**Provided information**.
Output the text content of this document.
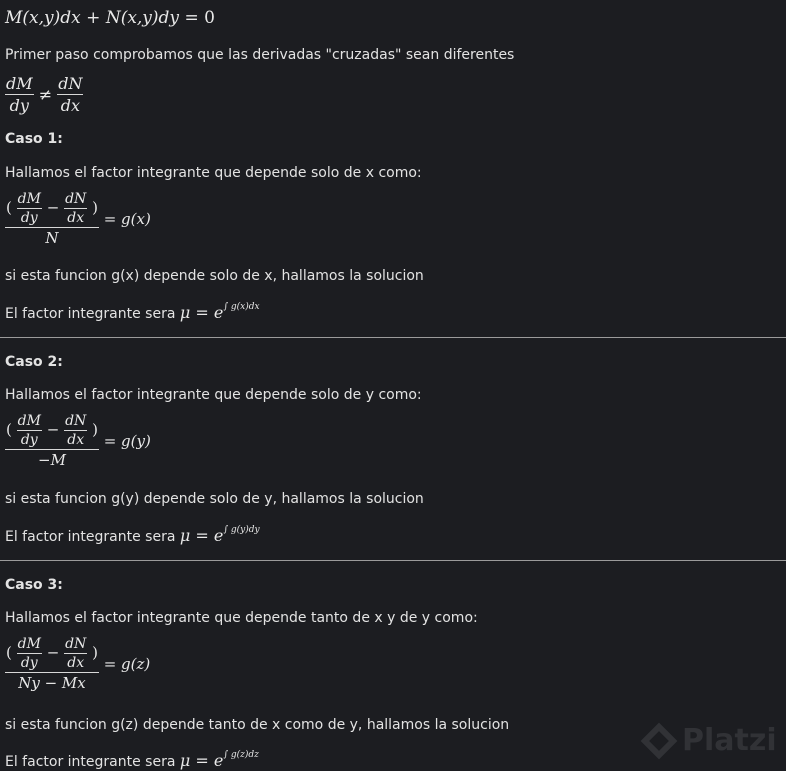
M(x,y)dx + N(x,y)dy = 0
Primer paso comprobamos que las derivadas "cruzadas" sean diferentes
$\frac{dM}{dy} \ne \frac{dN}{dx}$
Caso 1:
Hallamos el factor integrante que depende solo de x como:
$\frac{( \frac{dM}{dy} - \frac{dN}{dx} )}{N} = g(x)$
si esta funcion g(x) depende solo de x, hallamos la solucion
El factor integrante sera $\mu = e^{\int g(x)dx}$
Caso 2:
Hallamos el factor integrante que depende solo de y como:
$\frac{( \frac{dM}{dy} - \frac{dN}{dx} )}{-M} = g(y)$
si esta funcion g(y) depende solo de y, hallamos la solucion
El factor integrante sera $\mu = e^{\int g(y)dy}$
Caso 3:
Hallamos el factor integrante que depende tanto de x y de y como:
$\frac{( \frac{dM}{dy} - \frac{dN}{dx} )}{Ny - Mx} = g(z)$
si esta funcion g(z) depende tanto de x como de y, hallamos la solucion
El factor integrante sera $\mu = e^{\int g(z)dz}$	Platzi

**Exercise objective**.
Your copy should hold every record word for word and none of the pictures.

**Full response**.
Output the text content of this document.
M(x,y)dx + N(x,y)dy = 0
Primer paso comprobamos que las derivadas "cruzadas" sean diferentes
$\frac{dM}{dy} \ne \frac{dN}{dx}$
Caso 1:
Hallamos el factor integrante que depende solo de x como:
$\frac{( \frac{dM}{dy} - \frac{dN}{dx} )}{N} = g(x)$
si esta funcion g(x) depende solo de x, hallamos la solucion
El factor integrante sera $\mu = e^{\int g(x)dx}$
Caso 2:
Hallamos el factor integrante que depende solo de y como:
$\frac{( \frac{dM}{dy} - \frac{dN}{dx} )}{-M} = g(y)$
si esta funcion g(y) depende solo de y, hallamos la solucion
El factor integrante sera $\mu = e^{\int g(y)dy}$
Caso 3:
Hallamos el factor integrante que depende tanto de x y de y como:
$\frac{( \frac{dM}{dy} - \frac{dN}{dx} )}{Ny - Mx} = g(z)$
si esta funcion g(z) depende tanto de x como de y, hallamos la solucion
El factor integrante sera $\mu = e^{\int g(z)dz}$	Platzi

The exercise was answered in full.